Steering Into a Third Intifada

When there is no solution, there is no problem, observed James Burnham, the former Trotskyite turned Cold War geostrategist.

Burnham’s insight came again to mind as President Bush ended his meeting with Ehud Olmert by announcing that the Israeli prime minister had brought with him some “bold ideas” for peace.

And what bold ideas might that be?

Olmert wants Bush to remain steadfast in refusing to talk to the Hamas-dominated Palestinian Authority. He wants U.S. support for Israel’s wall that is fencing in large slices of the West Bank and all of Jerusalem, forever denying the Palestinians a viable state. He wants U.S. recognition of Israeli-drawn lines as the final borders of Israel. And he wants America to remove the “existential threat” of Iran.

In the six months before he proceeds unilaterally with this Sharon-Olmert plan, he will be happy to talk with Mahmoud Abbas, the isolated Palestinian president he has called “powerless.”

What is the Bush plan to advance our interests in the Middle East? There is none. For five years, the Bush policy has been to sign off on whatever Sharon put in front of him. And now that Bush is weak, he is not going to pick a fight he cannot win and, in candor, he does not want.

For Bush has signed on to the Sharon agenda. And if he had a policy that clashed with the Sharon-Olmert Plan, political realities would prevent his pursuing it.

Consider: Suppose Bush declared that Ehud Olmert’s proposed withdrawals from the West Bank were insufficient, that an official Palestinian presence in East Jerusalem was imperative, and that the United States needed to aid the Palestinians whom Israel is starving out and to talk in back channels to Hamas, even as we talked to Libya’s Col. Gadhafi to convince him to give up terrorism and his weapons of mass destruction.

Bush’s and America’s stock might rise worldwide. But here in the United States, it would be another story altogether.

We would hear the cry of “Munich!” from neoconservatives, echoed by evangelical Christians and the religious Right. “Bibi” Netanyahu would be a fixture on Fox News, which would be asking hourly if Bush had taken leave of his senses.

Then, as his father did on the loan guarantees for Israel that he briefly held up in 1991, Bush would capitulate.

========================

### EXERCISE OBJECTIVE
Answer these questions using "Steering Into a Third Intifada":
1. Who said that when there is no solution, there is no problem?
2. What threat does Olmert want America to remove?
3. In what year did Bush's father briefly hold up loan guarantees for Israel?
The data that comes after this text has nothing to do with it.

========================

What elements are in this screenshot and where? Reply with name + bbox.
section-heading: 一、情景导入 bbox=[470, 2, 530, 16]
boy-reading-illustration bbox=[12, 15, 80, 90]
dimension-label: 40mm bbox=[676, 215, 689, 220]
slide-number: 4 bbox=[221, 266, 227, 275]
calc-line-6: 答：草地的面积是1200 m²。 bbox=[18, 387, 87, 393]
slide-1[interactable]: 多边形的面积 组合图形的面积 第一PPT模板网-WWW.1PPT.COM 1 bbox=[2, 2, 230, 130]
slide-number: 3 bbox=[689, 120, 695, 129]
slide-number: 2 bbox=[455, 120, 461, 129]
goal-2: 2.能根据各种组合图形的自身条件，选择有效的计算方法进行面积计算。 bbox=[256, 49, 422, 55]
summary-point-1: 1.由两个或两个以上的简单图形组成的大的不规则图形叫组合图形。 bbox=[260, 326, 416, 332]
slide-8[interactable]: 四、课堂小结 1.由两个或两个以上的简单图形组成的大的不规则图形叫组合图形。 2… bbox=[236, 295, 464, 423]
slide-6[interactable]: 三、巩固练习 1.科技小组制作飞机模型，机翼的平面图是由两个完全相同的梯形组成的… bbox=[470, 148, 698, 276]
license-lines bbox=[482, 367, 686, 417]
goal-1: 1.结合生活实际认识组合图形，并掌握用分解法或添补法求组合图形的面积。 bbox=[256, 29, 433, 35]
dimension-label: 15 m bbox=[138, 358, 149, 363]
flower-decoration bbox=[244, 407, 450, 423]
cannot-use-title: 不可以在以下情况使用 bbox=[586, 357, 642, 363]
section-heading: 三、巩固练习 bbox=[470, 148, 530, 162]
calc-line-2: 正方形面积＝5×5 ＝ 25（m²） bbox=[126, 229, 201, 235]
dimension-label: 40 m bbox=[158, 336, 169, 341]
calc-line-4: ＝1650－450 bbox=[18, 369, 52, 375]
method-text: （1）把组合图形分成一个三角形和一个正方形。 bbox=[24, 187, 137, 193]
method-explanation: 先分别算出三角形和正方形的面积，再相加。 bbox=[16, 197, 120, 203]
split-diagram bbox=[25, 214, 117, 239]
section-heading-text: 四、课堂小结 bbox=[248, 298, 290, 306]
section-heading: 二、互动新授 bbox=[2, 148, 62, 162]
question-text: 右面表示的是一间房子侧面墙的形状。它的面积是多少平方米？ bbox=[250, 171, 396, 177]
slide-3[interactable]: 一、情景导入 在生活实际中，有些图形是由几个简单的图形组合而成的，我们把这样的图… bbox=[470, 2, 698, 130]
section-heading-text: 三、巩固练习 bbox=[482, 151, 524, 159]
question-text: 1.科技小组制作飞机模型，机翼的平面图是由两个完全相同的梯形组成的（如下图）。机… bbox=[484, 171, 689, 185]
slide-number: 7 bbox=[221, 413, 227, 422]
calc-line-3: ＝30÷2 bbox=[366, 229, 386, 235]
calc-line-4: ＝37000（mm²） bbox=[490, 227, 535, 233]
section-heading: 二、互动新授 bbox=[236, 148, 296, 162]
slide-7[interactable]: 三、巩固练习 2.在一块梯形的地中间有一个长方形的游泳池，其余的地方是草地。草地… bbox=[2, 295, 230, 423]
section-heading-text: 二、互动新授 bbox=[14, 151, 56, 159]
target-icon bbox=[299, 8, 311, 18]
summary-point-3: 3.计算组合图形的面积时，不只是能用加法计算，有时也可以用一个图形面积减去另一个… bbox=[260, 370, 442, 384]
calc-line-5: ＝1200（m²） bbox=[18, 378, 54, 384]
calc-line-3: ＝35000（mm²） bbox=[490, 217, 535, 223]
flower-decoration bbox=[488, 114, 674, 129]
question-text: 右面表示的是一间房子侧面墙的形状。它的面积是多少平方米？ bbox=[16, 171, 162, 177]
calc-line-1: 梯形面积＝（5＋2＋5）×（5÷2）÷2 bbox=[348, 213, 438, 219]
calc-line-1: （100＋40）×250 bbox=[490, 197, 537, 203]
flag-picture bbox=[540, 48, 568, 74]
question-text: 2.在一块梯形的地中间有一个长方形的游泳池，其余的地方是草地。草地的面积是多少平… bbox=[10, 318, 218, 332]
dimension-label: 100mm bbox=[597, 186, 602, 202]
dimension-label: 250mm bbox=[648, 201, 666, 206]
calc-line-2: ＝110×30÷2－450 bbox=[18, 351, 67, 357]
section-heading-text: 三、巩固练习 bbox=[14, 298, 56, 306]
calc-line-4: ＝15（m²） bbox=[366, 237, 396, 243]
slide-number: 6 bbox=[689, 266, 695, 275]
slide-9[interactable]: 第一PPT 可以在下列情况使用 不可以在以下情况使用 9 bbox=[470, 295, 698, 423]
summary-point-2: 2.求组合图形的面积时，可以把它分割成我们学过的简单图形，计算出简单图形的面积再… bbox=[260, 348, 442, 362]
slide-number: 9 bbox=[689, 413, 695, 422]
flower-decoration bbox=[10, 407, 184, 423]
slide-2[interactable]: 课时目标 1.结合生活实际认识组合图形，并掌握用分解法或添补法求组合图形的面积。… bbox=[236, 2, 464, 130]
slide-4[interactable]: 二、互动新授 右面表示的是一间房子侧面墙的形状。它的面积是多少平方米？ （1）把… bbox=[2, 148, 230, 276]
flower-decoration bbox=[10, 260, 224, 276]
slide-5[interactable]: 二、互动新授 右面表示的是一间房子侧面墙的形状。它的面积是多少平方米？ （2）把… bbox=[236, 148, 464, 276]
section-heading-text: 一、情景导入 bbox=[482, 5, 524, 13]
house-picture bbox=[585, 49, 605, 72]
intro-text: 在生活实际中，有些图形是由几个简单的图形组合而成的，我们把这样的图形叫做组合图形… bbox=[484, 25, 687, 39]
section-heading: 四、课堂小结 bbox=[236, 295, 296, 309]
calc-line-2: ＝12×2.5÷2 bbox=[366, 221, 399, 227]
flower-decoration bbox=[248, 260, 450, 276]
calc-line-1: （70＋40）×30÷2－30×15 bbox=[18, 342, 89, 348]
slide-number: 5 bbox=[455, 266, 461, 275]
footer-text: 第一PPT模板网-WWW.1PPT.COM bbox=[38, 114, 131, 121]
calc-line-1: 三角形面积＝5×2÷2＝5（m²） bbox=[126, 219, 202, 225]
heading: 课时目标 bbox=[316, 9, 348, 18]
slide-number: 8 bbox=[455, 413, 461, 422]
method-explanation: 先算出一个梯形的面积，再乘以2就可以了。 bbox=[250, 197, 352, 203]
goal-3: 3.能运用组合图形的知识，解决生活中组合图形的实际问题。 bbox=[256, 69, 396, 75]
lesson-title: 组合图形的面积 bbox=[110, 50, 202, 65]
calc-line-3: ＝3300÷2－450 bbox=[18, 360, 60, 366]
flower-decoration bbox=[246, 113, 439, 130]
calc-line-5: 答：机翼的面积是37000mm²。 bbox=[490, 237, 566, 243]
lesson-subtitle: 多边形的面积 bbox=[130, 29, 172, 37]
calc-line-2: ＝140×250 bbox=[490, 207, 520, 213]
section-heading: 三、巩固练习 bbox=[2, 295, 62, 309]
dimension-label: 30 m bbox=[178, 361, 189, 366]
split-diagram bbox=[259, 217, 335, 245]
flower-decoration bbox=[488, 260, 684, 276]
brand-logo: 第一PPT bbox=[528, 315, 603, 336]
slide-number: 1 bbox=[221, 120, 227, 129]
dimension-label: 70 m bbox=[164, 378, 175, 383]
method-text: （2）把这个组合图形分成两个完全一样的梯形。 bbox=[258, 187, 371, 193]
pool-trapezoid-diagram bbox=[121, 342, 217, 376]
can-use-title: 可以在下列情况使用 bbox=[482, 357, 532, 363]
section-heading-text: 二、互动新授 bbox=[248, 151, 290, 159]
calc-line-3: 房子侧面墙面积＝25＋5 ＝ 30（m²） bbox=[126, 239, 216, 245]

========================

### ANSWER BOX
1. James Burnham
2. The "existential threat" of Iran
3. 1991